• _Work instructions_: Track down every line below that holds "have" and copy it.
---
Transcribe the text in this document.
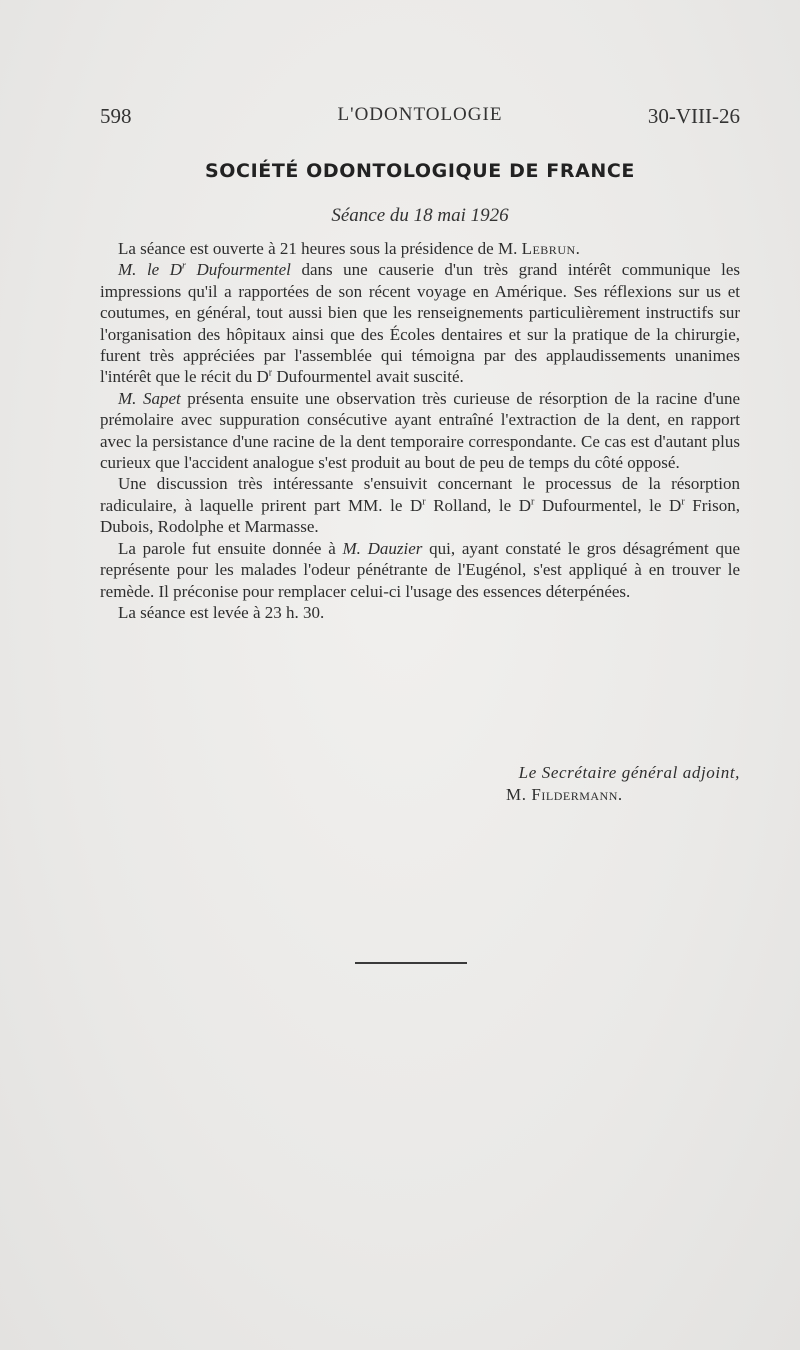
598	L'ODONTOLOGIE	30-VIII-26
SOCIÉTÉ ODONTOLOGIQUE DE FRANCE
Séance du 18 mai 1926

La séance est ouverte à 21 heures sous la présidence de M. Lebrun.

M. le $D^r$ Dufourmentel dans une causerie d'un très grand intérêt communique les impressions qu'il a rapportées de son récent voyage en Amérique. Ses réflexions sur us et coutumes, en général, tout aussi bien que les renseignements particulièrement instructifs sur l'organisation des hôpitaux ainsi que des Écoles dentaires et sur la pratique de la chirurgie, furent très appréciées par l'assemblée qui témoigna par des applaudissements unanimes l'intérêt que le récit du $D^r$ Dufourmentel avait suscité.

M. Sapet présenta ensuite une observation très curieuse de résorption de la racine d'une prémolaire avec suppuration consécutive ayant entraîné l'extraction de la dent, en rapport avec la persistance d'une racine de la dent temporaire correspondante. Ce cas est d'autant plus curieux que l'accident analogue s'est produit au bout de peu de temps du côté opposé.

Une discussion très intéressante s'ensuivit concernant le processus de la résorption radiculaire, à laquelle prirent part MM. le $D^r$ Rolland, le $D^r$ Dufourmentel, le $D^r$ Frison, Dubois, Rodolphe et Marmasse.

La parole fut ensuite donnée à M. Dauzier qui, ayant constaté le gros désagrément que représente pour les malades l'odeur pénétrante de l'Eugénol, s'est appliqué à en trouver le remède. Il préconise pour remplacer celui-ci l'usage des essences déterpénées.

La séance est levée à 23 h. 30.

Le Secrétaire général adjoint,
M. Fildermann.
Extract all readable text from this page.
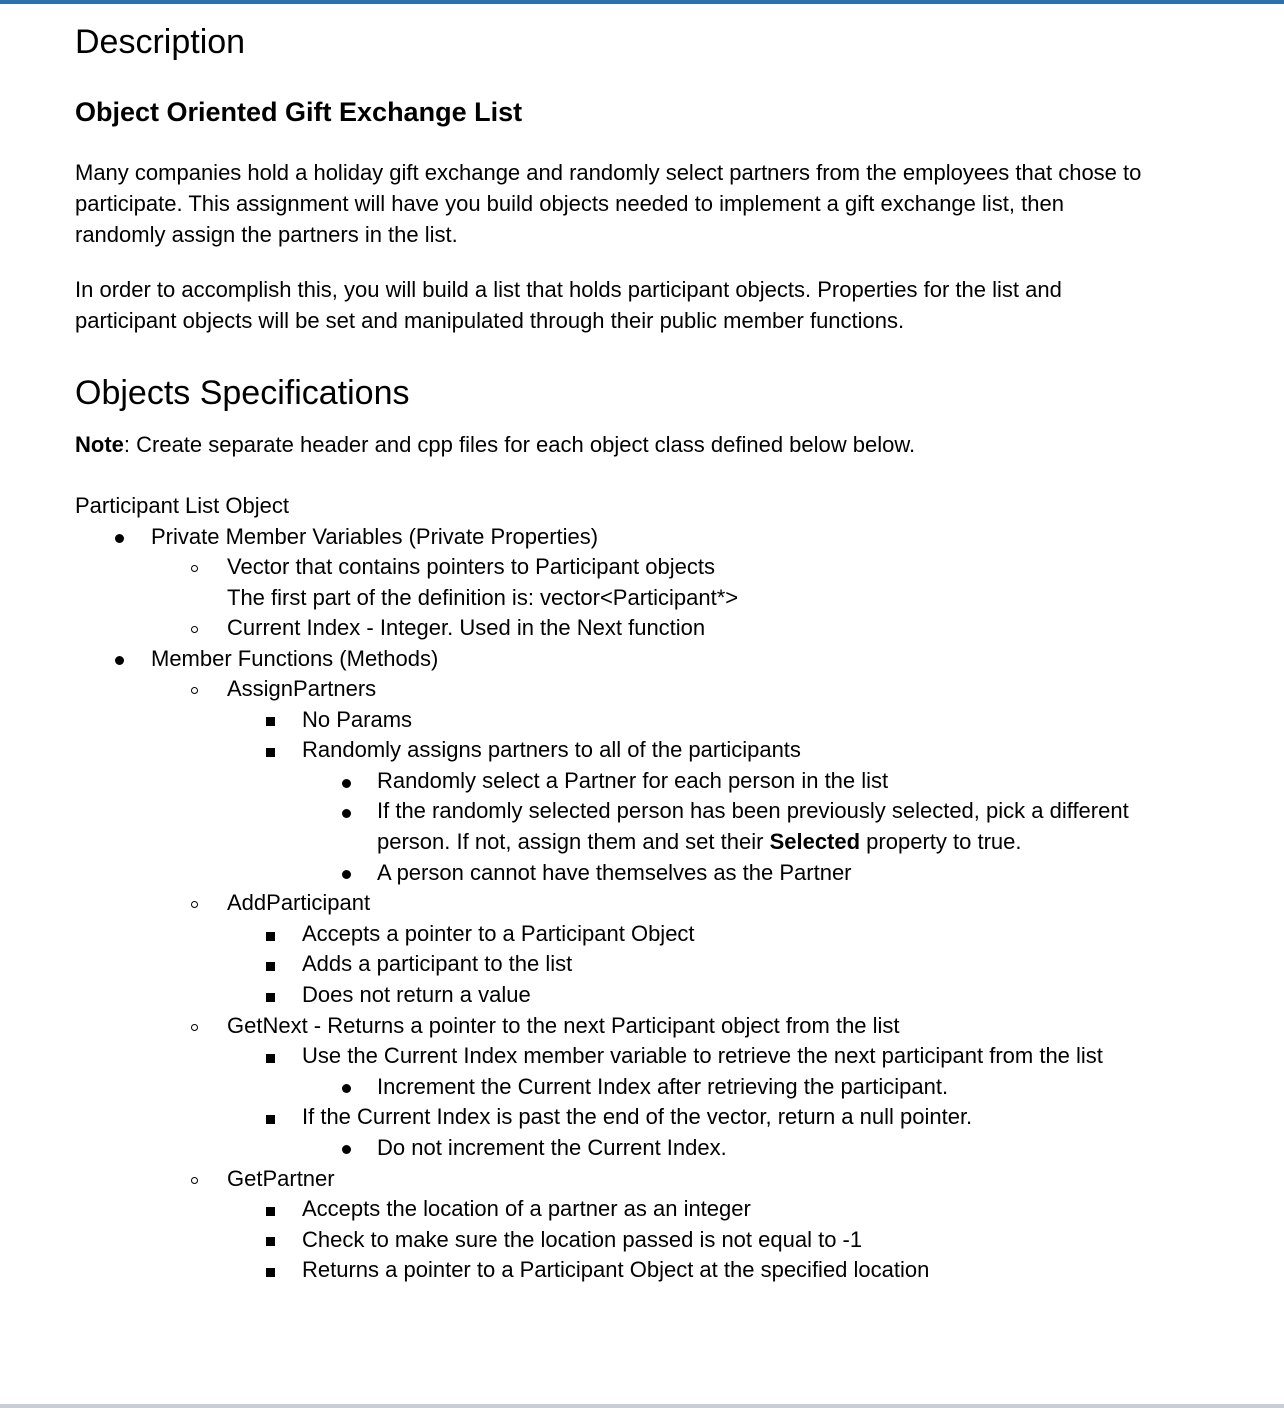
Description
Object Oriented Gift Exchange List
Many companies hold a holiday gift exchange and randomly select partners from the employees that chose to
participate. This assignment will have you build objects needed to implement a gift exchange list, then
randomly assign the partners in the list.
In order to accomplish this, you will build a list that holds participant objects. Properties for the list and
participant objects will be set and manipulated through their public member functions.
Objects Specifications
Note: Create separate header and cpp files for each object class defined below below.
Participant List Object
Private Member Variables (Private Properties)
Vector that contains pointers to Participant objects
The first part of the definition is: vector<Participant*>
Current Index - Integer. Used in the Next function
Member Functions (Methods)
AssignPartners
No Params
Randomly assigns partners to all of the participants
Randomly select a Partner for each person in the list
If the randomly selected person has been previously selected, pick a different
person. If not, assign them and set their Selected property to true.
A person cannot have themselves as the Partner
AddParticipant
Accepts a pointer to a Participant Object
Adds a participant to the list
Does not return a value
GetNext - Returns a pointer to the next Participant object from the list
Use the Current Index member variable to retrieve the next participant from the list
Increment the Current Index after retrieving the participant.
If the Current Index is past the end of the vector, return a null pointer.
Do not increment the Current Index.
GetPartner
Accepts the location of a partner as an integer
Check to make sure the location passed is not equal to -1
Returns a pointer to a Participant Object at the specified location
---
• _Solution_:
participate. This assignment will have you build objects needed to implement a gift exchange list, then
A person cannot have themselves as the Partner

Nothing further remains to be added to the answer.